#### [CONSIGNA 1]
Responde a estas preguntas sobre el texto del club de fumadores de cannabis:
(a) ¿Cuántos socios hay ya inscritos en el club?
(b) ¿Quién preside la asociación Carmate?
(c) ¿Cuánto cuesta la cuota de inscripción anual?
#### [CONSIGNA 2]
Continúa el texto sobre el club de fumadores de cannabis a partir de su última oración.

#### [FRAGMENTO DE LECTURA]
A sus instalaciones no se va de juerga, sino a fumar cannabis de una forma controlada y responsable. No es un lugar donde se consuman otro tipo de sustancias estupefacientes, ni siquiera alcohol. Solo marihuana, por razones terapéuticas o por placer. En pleno casco antiguo, en la Plaza San Ginés, la asociación terapéutica de consumidores de cannabis, reducción de daños y gestión de riesgos Carmate ha abierto un club de fumadores en el que ya están inscritos 50 socios.

El tráfico de marihuana no tiene cabida aquí, ni en ninguno de la media docena de clubes sociales de las mismas características que ya existen en la ciudad. A modo de cooperativa, la asociación cuenta con unas cantidades cedidas por los socios, de cuya gestión se encarga una persona del colectivo.

«El consumo de este tipo de sustancias no es ilegal, siempre y cuando se haga en un lugar privado, y este club lo es», cuenta el presidente de la Asociación, Bartolomé de Haro, que también ejerce como responsable del Comité Antisida y gerente de Apoyo Activo de la Región de Murcia.

Derecho a consumir

Carmate se encuentra, precisamente, en la que fue sede de la delegación de Cartagena del grupo de afectados por el VIH. Se trata de unas instalaciones que ha rescatado este colectivo para convertirlas en un club «donde se contempla el derecho a consumir».

Los requisitos para formar parte de este grupo son tener más de 21 años, ser consumidor, pagar una cuota de inscripción de 40 euros al año y comprometerse por escrito a cumplir las normas establecidas en los estatutos.

#### [DATOS PARA REVISAR]
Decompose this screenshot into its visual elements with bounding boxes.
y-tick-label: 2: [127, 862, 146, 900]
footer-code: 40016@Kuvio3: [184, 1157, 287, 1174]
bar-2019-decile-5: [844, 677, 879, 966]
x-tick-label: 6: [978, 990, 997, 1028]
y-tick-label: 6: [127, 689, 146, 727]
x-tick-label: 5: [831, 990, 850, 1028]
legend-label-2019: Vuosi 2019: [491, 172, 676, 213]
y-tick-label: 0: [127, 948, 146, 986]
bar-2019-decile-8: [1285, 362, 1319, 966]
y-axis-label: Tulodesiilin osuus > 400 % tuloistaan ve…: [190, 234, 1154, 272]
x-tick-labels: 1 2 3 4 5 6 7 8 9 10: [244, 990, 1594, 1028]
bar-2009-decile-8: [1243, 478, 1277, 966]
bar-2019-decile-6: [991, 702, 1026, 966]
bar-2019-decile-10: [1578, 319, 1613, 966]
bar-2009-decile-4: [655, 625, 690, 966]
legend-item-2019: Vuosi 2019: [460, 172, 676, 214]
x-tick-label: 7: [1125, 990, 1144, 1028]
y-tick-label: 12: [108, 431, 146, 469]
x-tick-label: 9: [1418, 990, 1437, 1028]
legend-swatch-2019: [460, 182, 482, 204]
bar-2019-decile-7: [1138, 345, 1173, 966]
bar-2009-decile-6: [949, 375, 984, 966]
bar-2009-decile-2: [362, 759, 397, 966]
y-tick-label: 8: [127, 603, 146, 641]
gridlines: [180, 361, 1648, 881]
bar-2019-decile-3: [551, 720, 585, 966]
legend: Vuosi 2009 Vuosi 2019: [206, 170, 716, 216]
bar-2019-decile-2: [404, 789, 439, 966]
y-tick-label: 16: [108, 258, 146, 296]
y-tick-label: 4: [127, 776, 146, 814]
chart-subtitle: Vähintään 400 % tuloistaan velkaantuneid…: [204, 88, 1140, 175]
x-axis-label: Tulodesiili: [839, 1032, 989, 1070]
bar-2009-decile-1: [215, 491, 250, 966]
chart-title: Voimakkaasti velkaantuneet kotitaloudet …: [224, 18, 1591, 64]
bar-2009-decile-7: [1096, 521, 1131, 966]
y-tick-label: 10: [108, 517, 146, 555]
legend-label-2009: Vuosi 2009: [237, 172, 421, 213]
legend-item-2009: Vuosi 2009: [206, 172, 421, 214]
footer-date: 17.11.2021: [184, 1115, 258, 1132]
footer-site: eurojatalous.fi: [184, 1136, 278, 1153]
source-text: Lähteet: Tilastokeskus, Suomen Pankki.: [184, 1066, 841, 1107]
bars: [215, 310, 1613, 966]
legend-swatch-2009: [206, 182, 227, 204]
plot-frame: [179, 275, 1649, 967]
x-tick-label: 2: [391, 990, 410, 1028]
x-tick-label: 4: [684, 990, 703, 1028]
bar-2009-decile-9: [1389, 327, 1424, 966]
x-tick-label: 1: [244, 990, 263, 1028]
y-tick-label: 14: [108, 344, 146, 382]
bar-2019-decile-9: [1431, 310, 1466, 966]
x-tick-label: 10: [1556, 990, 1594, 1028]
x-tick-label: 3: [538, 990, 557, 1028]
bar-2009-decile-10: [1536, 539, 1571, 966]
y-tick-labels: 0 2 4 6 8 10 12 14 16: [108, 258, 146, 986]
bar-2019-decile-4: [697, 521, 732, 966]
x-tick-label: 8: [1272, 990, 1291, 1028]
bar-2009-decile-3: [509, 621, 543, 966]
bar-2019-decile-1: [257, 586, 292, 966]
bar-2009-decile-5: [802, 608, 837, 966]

#### [RESPUESTA ESCRITA 1]
(a) 50 socios.
(b) Bartolomé de Haro.
(c) 40 euros al año.

#### [RESPUESTA ESCRITA 2]
También se establecen ciertas restricciones en el consumo: no más de dos gramos diarios, tanto para el ámbito lúdico como para el terapéutico. Hasta la asociación acuden personas con alguna dolencia física (cáncer, glaucoma, esclerosis múltiple), que encuentran en la marihuana la mejor medicina para paliar sus dolores. En otras circunstancias se verían obligadas a acudir al mercado negro para obtenerla.

Al margen del consumo, y como parte del programa de actividades de la asociación, sus miembros apuestan por las charlas informativas, los foros-debate y los talleres para establecer un consumo responsable.

Las cantidades de droga almacenada en la sede varían, pero generalmente se tiene en reserva el mínimo imprescindible para abastecer a los miembros y evitar que vaya a parar a terceras personas; lo cual sería considerado tráfico ilegal.

Leyes claras

La ley es muy clara en cuanto al funcionamiento de este tipo de centros. Solo tienen cabida en el ordenamiento jurídico si se configuran como clubes privados, de acceso restringido a fumadores de hachís o marihuana y en los que se exige como medida de control del acceso la condición de consumidor habitual. En su interior se pueden adquirir y consumir cantidades que no sobrepasen el límite de un consumo normal y solo entre sus cuatro paredes. Además, no está permitido el tráfico de cannabis entre los consumidores

El fenómeno nació al calor de la ley antitabaco de 2011, en la cual se explicitaba que solo se podría fumar en lugares cerrados (fuera de los domicilios) constituidos en clubes privados de fumadores. Quienes crearon estas asociaciones entienden que la ley se refería al tabaco y sus derivados y que solo están excluidas las drogas duras. Por lo tanto, si podían asociarse para fumar tabaco, también podían hacerlo para fumar marihuana y hachís. Con esta premisa, proliferaron las asociaciones sin ánimo de lucro con socios mayores de edad que pagan una cuota mensual y pueden cultivar y distribuir derivados del cannabis entre sus miembros.